Locate every line in the material below that has the word "EMEs". Copy each of those lines.

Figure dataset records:
* begin *

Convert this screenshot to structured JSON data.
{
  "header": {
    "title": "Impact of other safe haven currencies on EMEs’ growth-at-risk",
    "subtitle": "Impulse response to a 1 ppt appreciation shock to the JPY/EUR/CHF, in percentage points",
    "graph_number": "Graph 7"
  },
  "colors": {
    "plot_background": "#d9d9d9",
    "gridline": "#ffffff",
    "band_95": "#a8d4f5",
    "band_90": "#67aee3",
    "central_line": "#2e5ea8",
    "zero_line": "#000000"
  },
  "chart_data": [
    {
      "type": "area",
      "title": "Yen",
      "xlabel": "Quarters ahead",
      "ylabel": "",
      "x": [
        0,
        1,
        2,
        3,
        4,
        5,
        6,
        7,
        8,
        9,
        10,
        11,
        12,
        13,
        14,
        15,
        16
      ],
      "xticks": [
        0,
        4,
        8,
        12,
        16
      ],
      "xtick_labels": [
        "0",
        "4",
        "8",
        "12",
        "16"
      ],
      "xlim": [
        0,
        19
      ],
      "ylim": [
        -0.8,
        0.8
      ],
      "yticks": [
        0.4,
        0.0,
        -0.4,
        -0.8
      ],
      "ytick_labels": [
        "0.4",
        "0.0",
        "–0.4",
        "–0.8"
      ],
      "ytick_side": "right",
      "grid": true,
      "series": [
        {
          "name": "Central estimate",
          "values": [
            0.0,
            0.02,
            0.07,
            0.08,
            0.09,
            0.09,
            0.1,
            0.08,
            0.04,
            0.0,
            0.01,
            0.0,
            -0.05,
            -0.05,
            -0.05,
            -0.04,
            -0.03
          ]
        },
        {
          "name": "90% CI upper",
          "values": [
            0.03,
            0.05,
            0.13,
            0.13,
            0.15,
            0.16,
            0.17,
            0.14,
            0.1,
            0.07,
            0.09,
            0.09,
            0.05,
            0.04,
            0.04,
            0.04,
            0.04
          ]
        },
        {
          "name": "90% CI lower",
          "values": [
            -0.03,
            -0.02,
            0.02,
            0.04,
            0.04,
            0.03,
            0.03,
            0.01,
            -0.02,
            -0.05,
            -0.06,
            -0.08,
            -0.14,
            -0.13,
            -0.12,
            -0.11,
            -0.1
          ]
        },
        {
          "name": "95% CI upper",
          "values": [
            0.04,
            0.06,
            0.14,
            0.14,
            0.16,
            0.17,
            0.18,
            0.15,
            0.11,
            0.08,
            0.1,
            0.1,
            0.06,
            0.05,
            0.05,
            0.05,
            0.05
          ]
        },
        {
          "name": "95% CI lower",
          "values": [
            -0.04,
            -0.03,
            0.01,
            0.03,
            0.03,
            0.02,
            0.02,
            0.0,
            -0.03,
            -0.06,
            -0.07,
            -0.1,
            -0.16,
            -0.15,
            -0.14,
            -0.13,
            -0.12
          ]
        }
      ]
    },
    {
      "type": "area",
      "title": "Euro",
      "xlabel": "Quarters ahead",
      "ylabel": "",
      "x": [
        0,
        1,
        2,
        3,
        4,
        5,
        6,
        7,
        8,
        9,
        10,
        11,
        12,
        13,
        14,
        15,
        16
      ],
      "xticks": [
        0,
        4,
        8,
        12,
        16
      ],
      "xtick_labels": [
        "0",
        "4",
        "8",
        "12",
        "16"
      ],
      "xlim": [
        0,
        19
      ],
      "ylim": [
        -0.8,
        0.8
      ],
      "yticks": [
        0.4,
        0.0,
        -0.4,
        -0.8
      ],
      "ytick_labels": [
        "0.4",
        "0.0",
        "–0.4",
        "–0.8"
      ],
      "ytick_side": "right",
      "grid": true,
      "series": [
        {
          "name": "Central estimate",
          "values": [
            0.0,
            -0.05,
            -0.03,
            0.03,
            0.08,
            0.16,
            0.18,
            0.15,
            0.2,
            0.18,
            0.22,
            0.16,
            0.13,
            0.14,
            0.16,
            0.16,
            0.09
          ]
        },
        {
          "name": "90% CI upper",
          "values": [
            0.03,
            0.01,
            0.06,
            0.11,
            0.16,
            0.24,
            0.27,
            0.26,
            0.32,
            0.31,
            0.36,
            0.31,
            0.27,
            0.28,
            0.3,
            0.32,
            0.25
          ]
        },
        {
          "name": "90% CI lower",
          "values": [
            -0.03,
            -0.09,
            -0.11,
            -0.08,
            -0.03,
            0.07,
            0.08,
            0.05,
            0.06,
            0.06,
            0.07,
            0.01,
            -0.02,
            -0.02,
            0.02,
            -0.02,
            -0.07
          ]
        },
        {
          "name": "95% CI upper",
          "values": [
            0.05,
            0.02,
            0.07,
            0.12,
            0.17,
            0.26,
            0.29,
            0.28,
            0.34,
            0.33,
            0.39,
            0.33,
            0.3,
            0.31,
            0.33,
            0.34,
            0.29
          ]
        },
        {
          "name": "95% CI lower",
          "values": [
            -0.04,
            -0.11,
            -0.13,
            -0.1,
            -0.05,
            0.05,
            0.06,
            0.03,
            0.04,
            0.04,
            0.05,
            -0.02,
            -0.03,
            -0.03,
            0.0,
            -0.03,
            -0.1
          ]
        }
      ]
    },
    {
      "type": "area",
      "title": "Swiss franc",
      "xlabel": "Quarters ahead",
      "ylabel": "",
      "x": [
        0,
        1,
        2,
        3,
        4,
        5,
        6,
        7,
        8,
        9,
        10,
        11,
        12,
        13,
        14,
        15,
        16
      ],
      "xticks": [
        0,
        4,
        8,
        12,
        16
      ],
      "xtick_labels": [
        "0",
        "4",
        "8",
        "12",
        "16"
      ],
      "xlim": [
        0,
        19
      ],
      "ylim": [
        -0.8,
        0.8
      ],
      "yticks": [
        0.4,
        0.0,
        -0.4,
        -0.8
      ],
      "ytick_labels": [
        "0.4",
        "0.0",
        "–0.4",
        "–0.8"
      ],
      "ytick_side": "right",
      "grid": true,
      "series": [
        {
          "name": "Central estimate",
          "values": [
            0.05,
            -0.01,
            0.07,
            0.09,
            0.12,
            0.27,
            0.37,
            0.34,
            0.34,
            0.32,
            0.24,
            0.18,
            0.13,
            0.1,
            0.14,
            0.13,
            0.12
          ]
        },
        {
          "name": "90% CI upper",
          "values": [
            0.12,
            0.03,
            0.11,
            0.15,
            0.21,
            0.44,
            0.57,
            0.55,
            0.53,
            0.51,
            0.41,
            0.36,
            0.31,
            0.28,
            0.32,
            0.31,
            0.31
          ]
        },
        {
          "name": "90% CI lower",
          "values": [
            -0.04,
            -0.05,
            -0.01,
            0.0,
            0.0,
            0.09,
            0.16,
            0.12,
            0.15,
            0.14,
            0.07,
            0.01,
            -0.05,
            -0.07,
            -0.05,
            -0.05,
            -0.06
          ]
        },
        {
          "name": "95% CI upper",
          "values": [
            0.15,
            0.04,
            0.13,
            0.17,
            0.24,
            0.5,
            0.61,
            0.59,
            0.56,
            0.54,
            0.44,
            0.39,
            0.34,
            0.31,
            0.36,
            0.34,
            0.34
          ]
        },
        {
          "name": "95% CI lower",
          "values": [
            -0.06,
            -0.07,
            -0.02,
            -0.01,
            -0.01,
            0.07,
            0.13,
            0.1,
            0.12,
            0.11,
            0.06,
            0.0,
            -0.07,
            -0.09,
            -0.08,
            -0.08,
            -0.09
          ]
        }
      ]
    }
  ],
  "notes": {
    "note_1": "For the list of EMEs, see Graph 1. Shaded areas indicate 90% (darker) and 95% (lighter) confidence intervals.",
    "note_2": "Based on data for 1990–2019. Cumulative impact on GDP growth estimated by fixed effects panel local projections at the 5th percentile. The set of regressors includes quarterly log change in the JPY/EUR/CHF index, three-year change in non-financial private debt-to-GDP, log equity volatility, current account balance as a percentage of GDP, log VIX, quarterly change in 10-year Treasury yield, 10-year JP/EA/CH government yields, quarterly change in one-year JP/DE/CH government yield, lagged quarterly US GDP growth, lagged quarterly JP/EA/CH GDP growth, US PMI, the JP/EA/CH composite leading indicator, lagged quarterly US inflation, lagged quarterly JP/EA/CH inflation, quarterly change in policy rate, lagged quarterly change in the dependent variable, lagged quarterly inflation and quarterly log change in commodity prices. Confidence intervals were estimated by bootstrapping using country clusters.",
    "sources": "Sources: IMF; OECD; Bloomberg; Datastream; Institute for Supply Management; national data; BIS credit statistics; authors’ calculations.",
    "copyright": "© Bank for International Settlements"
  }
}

* end *

> [Complete answer]:
    "title": "Impact of other safe haven currencies on EMEs’ growth-at-risk",
    "note_1": "For the list of EMEs, see Graph 1. Shaded areas indicate 90% (darker) and 95% (lighter) confidence intervals.",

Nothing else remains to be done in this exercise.